• [Text shown]

((

Week 13: Collection, Capture, and Consent: Connecting Our Learnings with My Research

Dr. Pressman (Bookishness) and Walter Benjamin (“Unpacking My Library: A Talk about Book Collecting”, trans. Harry Zohn) each describe the fetishism of book ownership, in which symbolic value is attached to the book. I am considering the symbolic value of the book (and the bookish body) in the context of surveillance culture, and in particular relation to my research on sexual violence in fandom convention spaces. I use this post as an opportunity to connect some dots between this week’s bookish readings and my research, as I am presenting it at a conference in a few days.

Benjamin writes that, “for a collector, . . . ownership is the most intimate relationship that one can have to objects” (67). “Ownership” as intimacy suggests a close spatial proximity between that which is collected and she who collects, a “nearness” which Dr. Pressman shows is remediated through digital book imagery (Bookishness 10, 35). Following Susan Sontag’s situation of U.S. photography traditions in the colonial pursuit of collecting (On Photography), I consider the practice of (often nonconsensual) convention photography to be a means of “collecting” bodies as datified archival “objects.” By this I mean that the nonconsensual photo documents not only the proximal relationship between the bodies of photographer and photographed subject, but also the photographer’s greater liberty to determine this proximity/nearness through the functions of camera technology. Where the body cannot be literally sexually possessed, the body can be remediated into a collectable visual representation of (forced, coerced, or consensual) compliance with being objectified through the act of being photographed.

))

• [Directions for this task] List every person named in the post on collection, capture, and consent above.

• [Entries provided]
((

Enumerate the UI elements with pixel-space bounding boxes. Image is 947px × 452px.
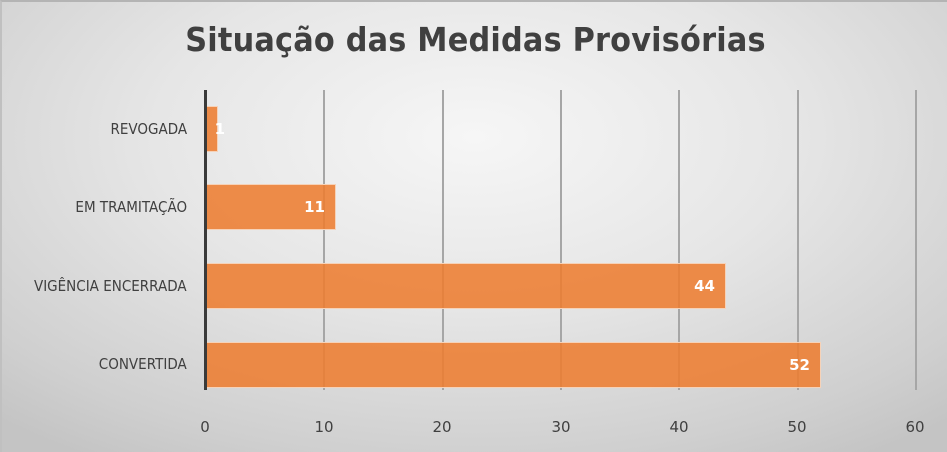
tick-label-60: 60 bbox=[905, 418, 925, 436]
tick-label-50: 50 bbox=[787, 418, 807, 436]
gridline-10 bbox=[323, 90, 325, 390]
category-label-em-tramitacao: EM TRAMITAÇÃO bbox=[75, 198, 187, 216]
gridline-20 bbox=[442, 90, 444, 390]
bar-em-tramitacao[interactable]: 11 bbox=[206, 184, 336, 230]
data-label-convertida: 52 bbox=[789, 356, 810, 374]
bar-revogada[interactable]: 1 bbox=[206, 106, 225, 152]
gridline-60 bbox=[915, 90, 917, 390]
gridline-30 bbox=[560, 90, 562, 390]
data-label-vigencia-encerrada: 44 bbox=[694, 277, 715, 295]
tick-label-10: 10 bbox=[314, 418, 334, 436]
plot-area: 1 11 44 52 bbox=[204, 90, 918, 390]
data-label-revogada: 1 bbox=[214, 120, 225, 138]
tick-label-30: 30 bbox=[551, 418, 571, 436]
bar-vigencia-encerrada[interactable]: 44 bbox=[206, 263, 726, 309]
category-label-convertida: CONVERTIDA bbox=[99, 355, 187, 373]
bar-convertida[interactable]: 52 bbox=[206, 342, 821, 388]
chart-title: Situação das Medidas Provisórias bbox=[185, 20, 766, 59]
category-label-revogada: REVOGADA bbox=[110, 120, 187, 138]
gridline-50 bbox=[797, 90, 799, 390]
gridline-40 bbox=[678, 90, 680, 390]
tick-label-0: 0 bbox=[200, 418, 210, 436]
tick-label-40: 40 bbox=[669, 418, 689, 436]
data-label-em-tramitacao: 11 bbox=[304, 198, 325, 216]
category-axis-line bbox=[204, 90, 207, 390]
tick-label-20: 20 bbox=[432, 418, 452, 436]
category-label-vigencia-encerrada: VIGÊNCIA ENCERRADA bbox=[34, 277, 187, 295]
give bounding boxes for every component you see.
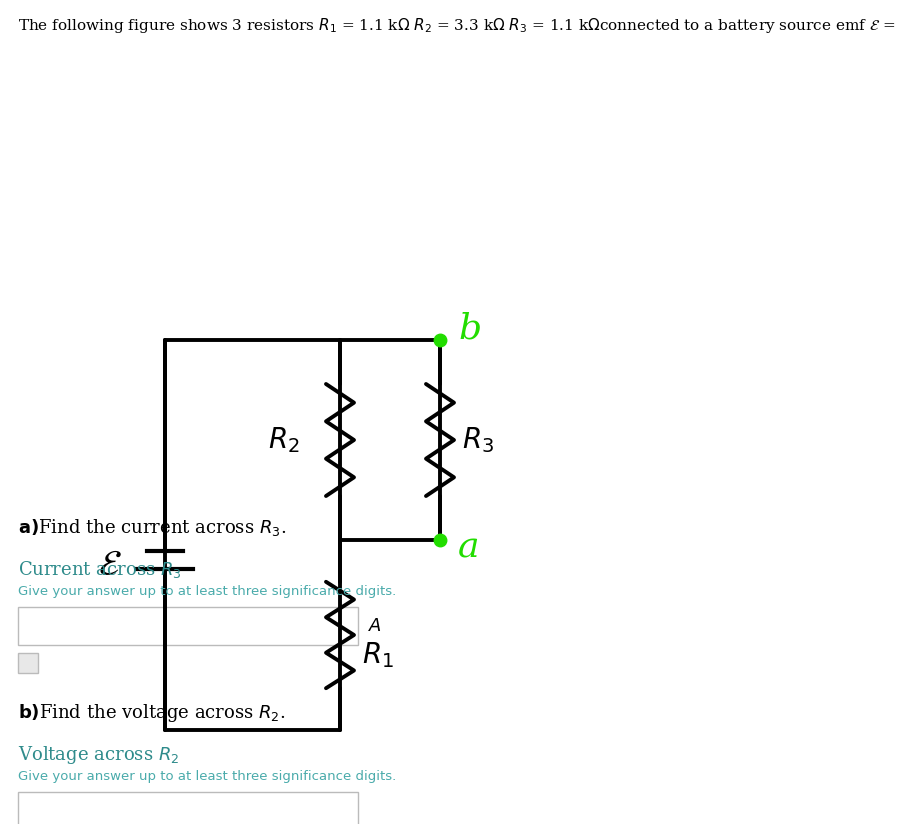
Text: $R_1$: $R_1$ [362,640,394,670]
Text: $\mathcal{E}$: $\mathcal{E}$ [98,548,122,582]
FancyBboxPatch shape [18,792,358,824]
Text: Give your answer up to at least three significance digits.: Give your answer up to at least three si… [18,770,396,783]
Text: Current across $R_3$: Current across $R_3$ [18,559,181,580]
Text: $\mathbf{a)}$Find the current across $R_3$.: $\mathbf{a)}$Find the current across $R_… [18,517,286,538]
Text: $\mathit{A}$: $\mathit{A}$ [368,617,382,635]
Text: $R_2$: $R_2$ [268,425,300,455]
Text: Give your answer up to at least three significance digits.: Give your answer up to at least three si… [18,585,396,598]
Text: Voltage across $R_2$: Voltage across $R_2$ [18,744,180,766]
Text: b: b [458,311,481,345]
Text: $R_3$: $R_3$ [462,425,494,455]
Text: The following figure shows 3 resistors $R_1$ = 1.1 k$\Omega$ $R_2$ = 3.3 k$\Omeg: The following figure shows 3 resistors $… [18,16,898,35]
FancyBboxPatch shape [18,653,38,673]
FancyBboxPatch shape [18,607,358,645]
Text: $\mathbf{b)}$Find the voltage across $R_2$.: $\mathbf{b)}$Find the voltage across $R_… [18,702,286,724]
Text: a: a [458,531,480,565]
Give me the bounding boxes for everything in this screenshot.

))

• [Worked answer] Dr. Pressman, Walter Benjamin, Harry Zohn, Susan Sontag